» Instruction 1: Write out the Julie Jively commentary word for word, in full.

» Text:
But if the fat roommate is Marsha Mallow and the knife-wielding roommate is Kristen Cutler, it's pretty clear that this story, despite Bronze Age political sensibilities, still has Silver Age naming conventions. Thus, the sassy black roommate must be named Julie Jively.

In fact, I bet at the apartment they even stand around in alphabetical order: Julie Jively, Kristen Cutler, Lois Lane, and Marsha Mallow. Thank Schwartz the apartment wasn't any bigger or we'd be dealing with a French stewardess named No-No Nanette.

Not only does Julie Jively wear matching purple belt, hot pants, and hip boots (all leather, I assume) while kicking tail, but she also sasses you while doing it.



Oh, but remember, folks (and Batwoman), there's a price to pay for fighting crime in heels:

Fabulous high-kick, though. She could be one of the Metropolis Rockettes!


Don't worry, kids! Seeing Julie Jively in danger, Lois Lane comes to her senses and beats the muggers senseless with some garbage can lids. Welcome back, Lo-Lo! A standard Lois versus Evil Landlord Scheme follows, but the important part is this:


Yep. All those famously hip outfits Lois wore in the 1970s? The boots, the bangles, the beads? The minis, the micros, the midriffs? The headbands, the hot pants, the hip-huggers?

They belonged to JULIE JIVELY.


Julie Jiveley was a no-nonsense chick who talked turkey.

Butterball turkey, in fact.
P.S. Ladies, please get back in alphabetical order!


Julie Jively calls a woman she met that day and is planning on living with "Butterball", and starts controlling her life almost immediately. In comic books, this sort of behavior is the beginning of a beautiful friendship. In our world, it's the beginning of Stockholm Syndrome.

She's hip, she's sassy, she's a major busybody; how could she get any better? Why, she's well-educated and sultry, too!

» Instruction 2: From the rows, give back verbatim only the lines beginning with the one that contains "Text: N: N: [138, 145, 147, 158]" and running through the one that contains "For every button, label, input, icon, or", with both of those lines included.

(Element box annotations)
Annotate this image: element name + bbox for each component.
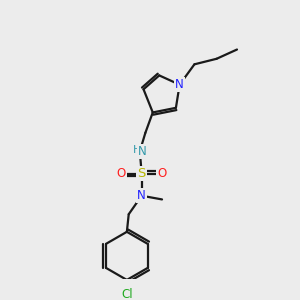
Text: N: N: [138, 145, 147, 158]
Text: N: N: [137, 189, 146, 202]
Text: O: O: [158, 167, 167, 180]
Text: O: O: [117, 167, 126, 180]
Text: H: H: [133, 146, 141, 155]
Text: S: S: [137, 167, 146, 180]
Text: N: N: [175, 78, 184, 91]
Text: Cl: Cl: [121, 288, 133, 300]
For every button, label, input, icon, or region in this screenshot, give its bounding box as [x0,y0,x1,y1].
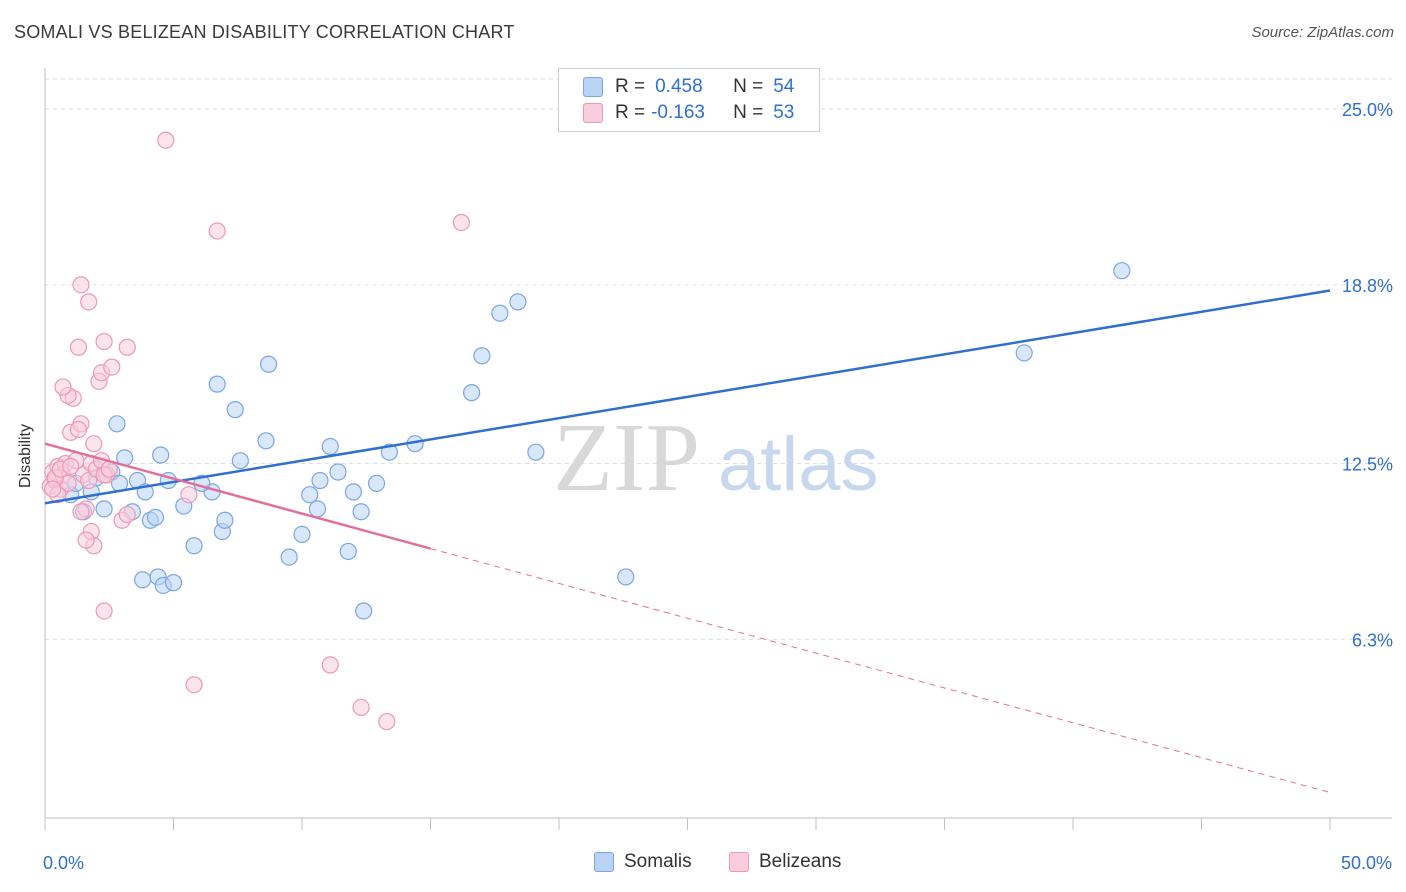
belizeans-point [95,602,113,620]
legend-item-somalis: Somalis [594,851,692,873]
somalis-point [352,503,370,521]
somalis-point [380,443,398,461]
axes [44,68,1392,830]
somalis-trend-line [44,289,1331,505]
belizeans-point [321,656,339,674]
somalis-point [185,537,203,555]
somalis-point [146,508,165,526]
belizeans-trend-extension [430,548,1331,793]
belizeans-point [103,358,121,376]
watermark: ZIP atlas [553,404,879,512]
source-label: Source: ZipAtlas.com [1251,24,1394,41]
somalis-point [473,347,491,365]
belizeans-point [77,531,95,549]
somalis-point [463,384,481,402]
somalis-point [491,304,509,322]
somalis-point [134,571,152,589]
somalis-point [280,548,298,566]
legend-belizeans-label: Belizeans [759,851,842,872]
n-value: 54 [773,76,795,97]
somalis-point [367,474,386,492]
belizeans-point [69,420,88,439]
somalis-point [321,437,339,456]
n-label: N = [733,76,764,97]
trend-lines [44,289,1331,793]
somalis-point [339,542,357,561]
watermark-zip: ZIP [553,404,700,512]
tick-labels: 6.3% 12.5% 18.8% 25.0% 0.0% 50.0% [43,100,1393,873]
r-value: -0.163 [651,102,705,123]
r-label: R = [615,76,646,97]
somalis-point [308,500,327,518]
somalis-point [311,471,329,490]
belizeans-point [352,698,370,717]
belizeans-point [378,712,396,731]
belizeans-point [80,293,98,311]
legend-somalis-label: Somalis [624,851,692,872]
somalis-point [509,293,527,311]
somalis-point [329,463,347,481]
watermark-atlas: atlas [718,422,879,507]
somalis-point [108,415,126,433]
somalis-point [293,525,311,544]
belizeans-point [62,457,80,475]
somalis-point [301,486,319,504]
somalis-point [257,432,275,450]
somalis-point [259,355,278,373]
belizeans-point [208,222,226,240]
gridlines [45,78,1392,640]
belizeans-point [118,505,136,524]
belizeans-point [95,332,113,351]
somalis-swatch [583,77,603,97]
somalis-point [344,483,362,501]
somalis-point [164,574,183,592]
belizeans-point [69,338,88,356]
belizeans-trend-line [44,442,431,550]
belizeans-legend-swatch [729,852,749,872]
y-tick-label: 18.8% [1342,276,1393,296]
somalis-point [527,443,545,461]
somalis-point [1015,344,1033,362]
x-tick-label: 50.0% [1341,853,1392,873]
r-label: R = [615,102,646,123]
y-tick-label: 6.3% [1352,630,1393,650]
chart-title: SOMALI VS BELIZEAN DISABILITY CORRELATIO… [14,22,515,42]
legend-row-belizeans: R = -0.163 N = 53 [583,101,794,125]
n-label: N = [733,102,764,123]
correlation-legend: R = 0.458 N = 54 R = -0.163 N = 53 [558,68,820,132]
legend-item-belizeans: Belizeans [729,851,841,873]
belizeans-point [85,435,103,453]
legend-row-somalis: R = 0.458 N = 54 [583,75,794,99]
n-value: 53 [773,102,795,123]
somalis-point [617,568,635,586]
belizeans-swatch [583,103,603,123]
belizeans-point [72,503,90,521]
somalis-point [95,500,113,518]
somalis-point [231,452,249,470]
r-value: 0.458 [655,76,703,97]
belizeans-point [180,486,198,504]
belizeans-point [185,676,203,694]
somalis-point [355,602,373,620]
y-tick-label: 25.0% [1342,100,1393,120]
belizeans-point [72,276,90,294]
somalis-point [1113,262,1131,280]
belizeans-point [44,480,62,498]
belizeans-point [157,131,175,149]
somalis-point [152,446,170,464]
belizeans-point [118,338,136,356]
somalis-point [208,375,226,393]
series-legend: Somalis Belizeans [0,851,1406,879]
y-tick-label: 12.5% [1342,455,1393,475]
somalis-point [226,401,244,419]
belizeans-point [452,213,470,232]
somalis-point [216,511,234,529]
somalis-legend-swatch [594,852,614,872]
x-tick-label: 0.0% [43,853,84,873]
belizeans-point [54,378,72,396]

» Exercise response 1:
But if the fat roommate is Marsha Mallow and the knife-wielding roommate is Kristen Cutler, it's pretty clear that this story, despite Bronze Age political sensibilities, still has Silver Age naming conventions. Thus, the sassy black roommate must be named Julie Jively.

In fact, I bet at the apartment they even stand around in alphabetical order: Julie Jively, Kristen Cutler, Lois Lane, and Marsha Mallow. Thank Schwartz the apartment wasn't any bigger or we'd be dealing with a French stewardess named No-No Nanette.

Not only does Julie Jively wear matching purple belt, hot pants, and hip boots (all leather, I assume) while kicking tail, but she also sasses you while doing it.



Oh, but remember, folks (and Batwoman), there's a price to pay for fighting crime in heels:

Fabulous high-kick, though. She could be one of the Metropolis Rockettes!


Don't worry, kids! Seeing Julie Jively in danger, Lois Lane comes to her senses and beats the muggers senseless with some garbage can lids. Welcome back, Lo-Lo! A standard Lois versus Evil Landlord Scheme follows, but the important part is this:


Yep. All those famously hip outfits Lois wore in the 1970s? The boots, the bangles, the beads? The minis, the micros, the midriffs? The headbands, the hot pants, the hip-huggers?

They belonged to JULIE JIVELY.


Julie Jiveley was a no-nonsense chick who talked turkey.

Butterball turkey, in fact.
P.S. Ladies, please get back in alphabetical order!


Julie Jively calls a woman she met that day and is planning on living with "Butterball", and starts controlling her life almost immediately. In comic books, this sort of behavior is the beginning of a beautiful friendship. In our world, it's the beginning of Stockholm Syndrome.

She's hip, she's sassy, she's a major busybody; how could she get any better? Why, she's well-educated and sultry, too!

» Exercise response 2:
Text: N: N: [138, 145, 147, 158]
Text: N: N: [137, 189, 146, 202]
Text: O: O: [158, 167, 167, 180]
Text: O: O: [117, 167, 126, 180]
Text: H: H: [133, 146, 141, 155]
Text: S: S: [137, 167, 146, 180]
Text: N: N: [175, 78, 184, 91]
Text: Cl: Cl: [121, 288, 133, 300]
For every button, label, input, icon, or region in this screenshot, give its bounding box as [x0,y0,x1,y1].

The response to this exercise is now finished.